>> START
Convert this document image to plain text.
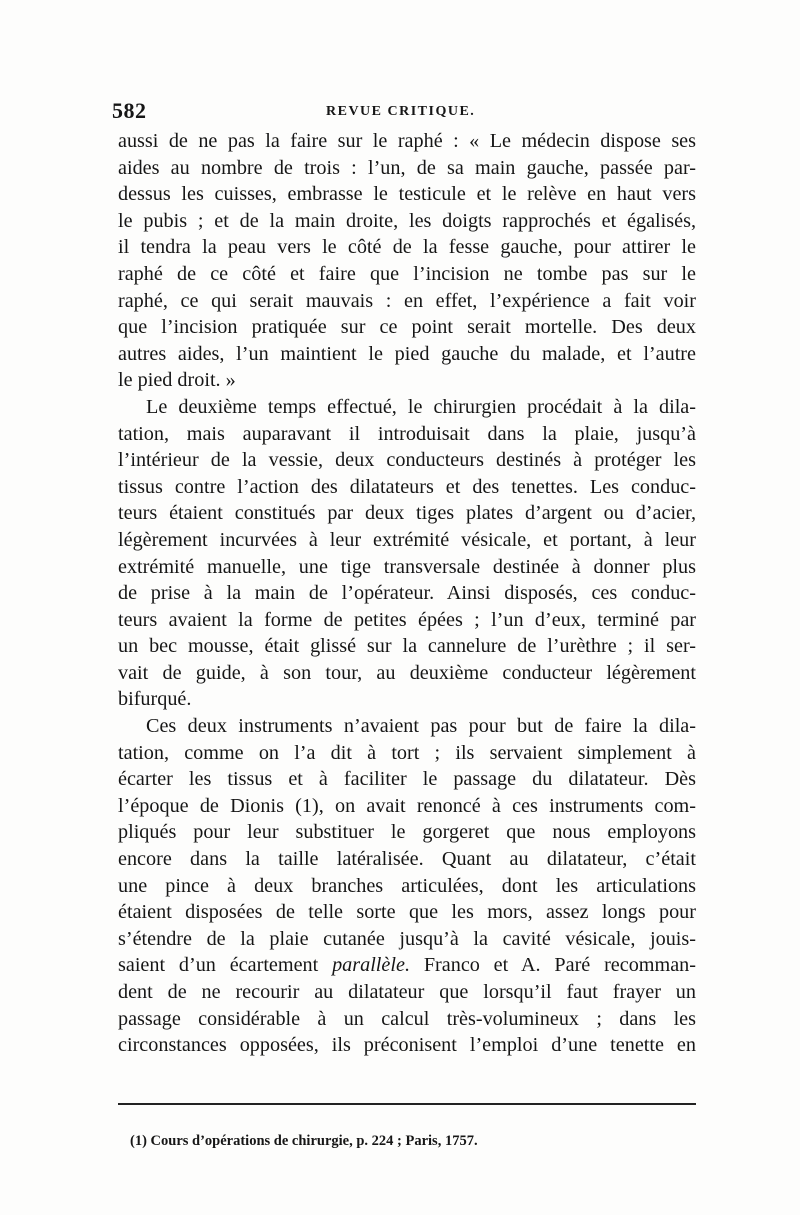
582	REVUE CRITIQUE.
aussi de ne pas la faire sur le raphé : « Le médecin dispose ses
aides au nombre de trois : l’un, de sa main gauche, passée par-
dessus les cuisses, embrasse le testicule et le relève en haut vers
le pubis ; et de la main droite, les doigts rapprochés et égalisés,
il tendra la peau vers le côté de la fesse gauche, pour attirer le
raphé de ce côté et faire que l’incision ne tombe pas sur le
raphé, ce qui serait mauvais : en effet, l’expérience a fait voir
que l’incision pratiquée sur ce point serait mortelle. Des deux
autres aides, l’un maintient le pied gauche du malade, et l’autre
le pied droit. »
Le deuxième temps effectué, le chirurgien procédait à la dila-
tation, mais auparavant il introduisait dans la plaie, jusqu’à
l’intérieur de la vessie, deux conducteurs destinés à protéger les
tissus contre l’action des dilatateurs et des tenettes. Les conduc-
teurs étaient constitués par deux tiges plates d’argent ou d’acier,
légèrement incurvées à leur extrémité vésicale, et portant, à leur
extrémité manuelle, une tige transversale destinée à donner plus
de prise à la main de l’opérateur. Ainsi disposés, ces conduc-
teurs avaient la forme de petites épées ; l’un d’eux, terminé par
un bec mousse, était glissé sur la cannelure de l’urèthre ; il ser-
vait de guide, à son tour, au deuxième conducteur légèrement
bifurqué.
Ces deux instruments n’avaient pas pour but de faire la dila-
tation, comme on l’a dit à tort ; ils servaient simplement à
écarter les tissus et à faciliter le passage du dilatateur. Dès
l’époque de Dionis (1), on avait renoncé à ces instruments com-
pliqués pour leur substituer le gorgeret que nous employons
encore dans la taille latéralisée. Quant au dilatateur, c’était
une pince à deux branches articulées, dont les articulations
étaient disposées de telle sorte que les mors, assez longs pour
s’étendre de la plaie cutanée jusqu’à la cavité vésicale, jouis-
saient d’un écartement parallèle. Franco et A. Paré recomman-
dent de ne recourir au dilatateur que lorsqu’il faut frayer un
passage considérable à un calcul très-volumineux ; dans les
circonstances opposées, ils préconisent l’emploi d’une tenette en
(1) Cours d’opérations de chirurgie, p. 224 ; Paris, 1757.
>> END
>> START
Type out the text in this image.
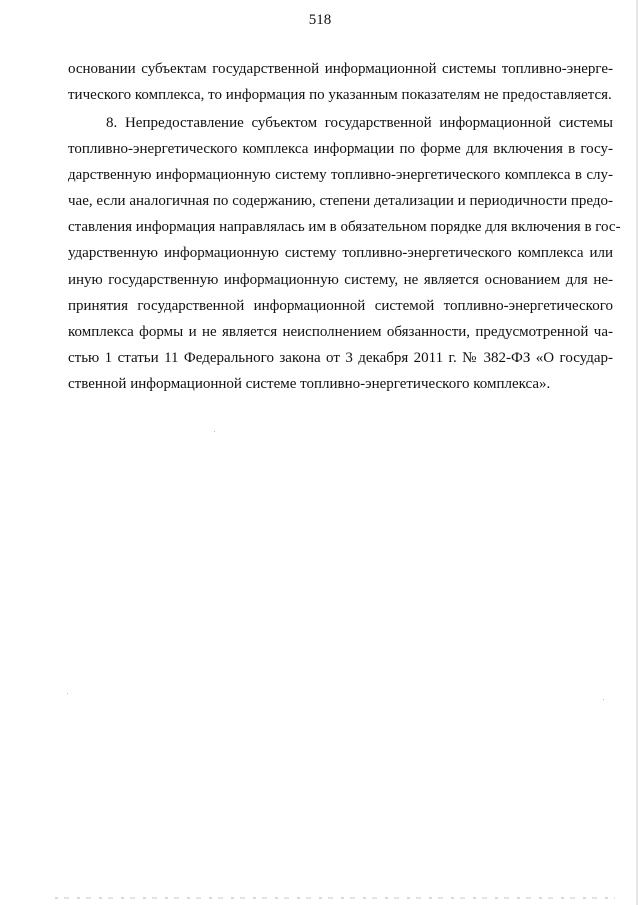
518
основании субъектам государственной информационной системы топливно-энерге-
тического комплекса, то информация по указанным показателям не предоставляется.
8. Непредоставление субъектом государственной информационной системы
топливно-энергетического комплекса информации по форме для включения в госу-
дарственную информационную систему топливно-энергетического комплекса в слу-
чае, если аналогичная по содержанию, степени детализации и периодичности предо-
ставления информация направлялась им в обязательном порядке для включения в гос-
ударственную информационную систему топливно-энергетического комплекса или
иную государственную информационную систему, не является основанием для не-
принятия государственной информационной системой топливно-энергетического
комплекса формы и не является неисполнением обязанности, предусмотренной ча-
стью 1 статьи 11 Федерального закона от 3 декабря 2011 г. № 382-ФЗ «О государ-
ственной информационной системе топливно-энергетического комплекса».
>> END
>> START
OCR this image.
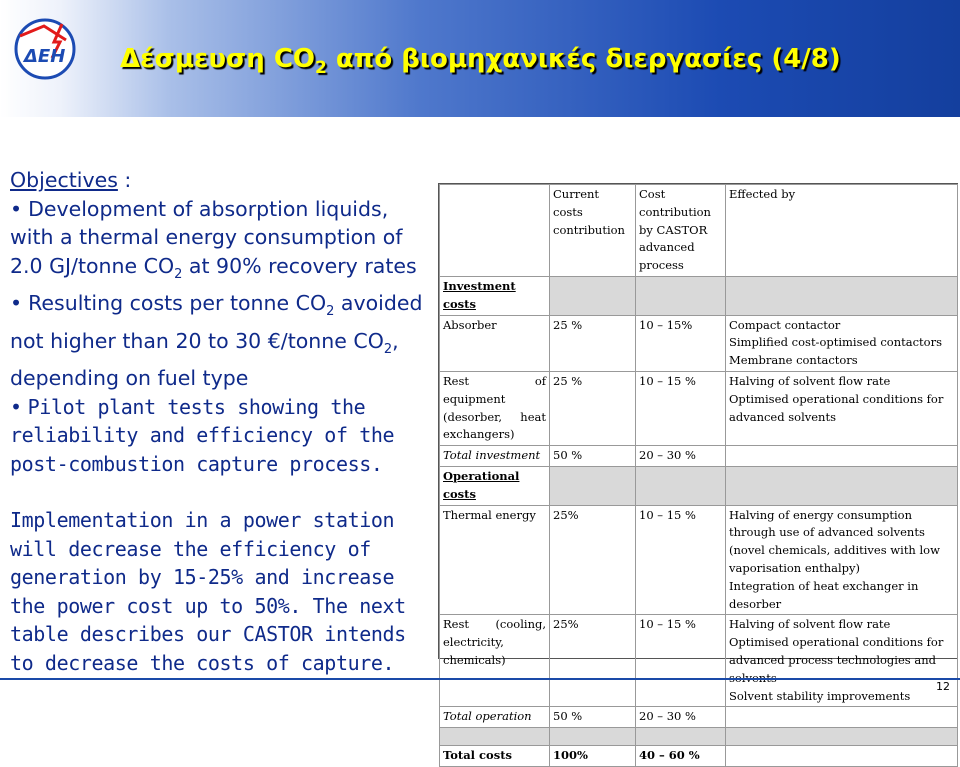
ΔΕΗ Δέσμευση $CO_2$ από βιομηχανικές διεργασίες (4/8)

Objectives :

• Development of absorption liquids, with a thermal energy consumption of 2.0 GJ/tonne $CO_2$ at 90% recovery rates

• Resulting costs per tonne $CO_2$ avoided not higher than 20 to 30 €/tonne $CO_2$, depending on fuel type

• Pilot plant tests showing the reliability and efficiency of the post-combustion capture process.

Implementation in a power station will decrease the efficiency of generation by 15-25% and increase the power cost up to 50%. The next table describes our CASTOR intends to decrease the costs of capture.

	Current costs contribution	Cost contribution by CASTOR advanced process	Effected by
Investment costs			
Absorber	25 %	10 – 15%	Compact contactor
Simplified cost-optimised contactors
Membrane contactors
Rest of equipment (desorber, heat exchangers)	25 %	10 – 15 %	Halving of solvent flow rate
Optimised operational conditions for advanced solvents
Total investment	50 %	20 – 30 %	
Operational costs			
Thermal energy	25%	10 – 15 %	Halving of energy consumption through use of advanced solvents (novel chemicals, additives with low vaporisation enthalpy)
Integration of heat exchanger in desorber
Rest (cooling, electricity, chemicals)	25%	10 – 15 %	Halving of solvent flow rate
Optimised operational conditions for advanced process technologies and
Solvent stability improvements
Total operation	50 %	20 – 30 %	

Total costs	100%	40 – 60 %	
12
>> END
Identify the lines above that contain the word "информационную", then copy them.

дарственную информационную систему топливно-энергетического комплекса в слу-
ударственную информационную систему топливно-энергетического комплекса или
иную государственную информационную систему, не является основанием для не-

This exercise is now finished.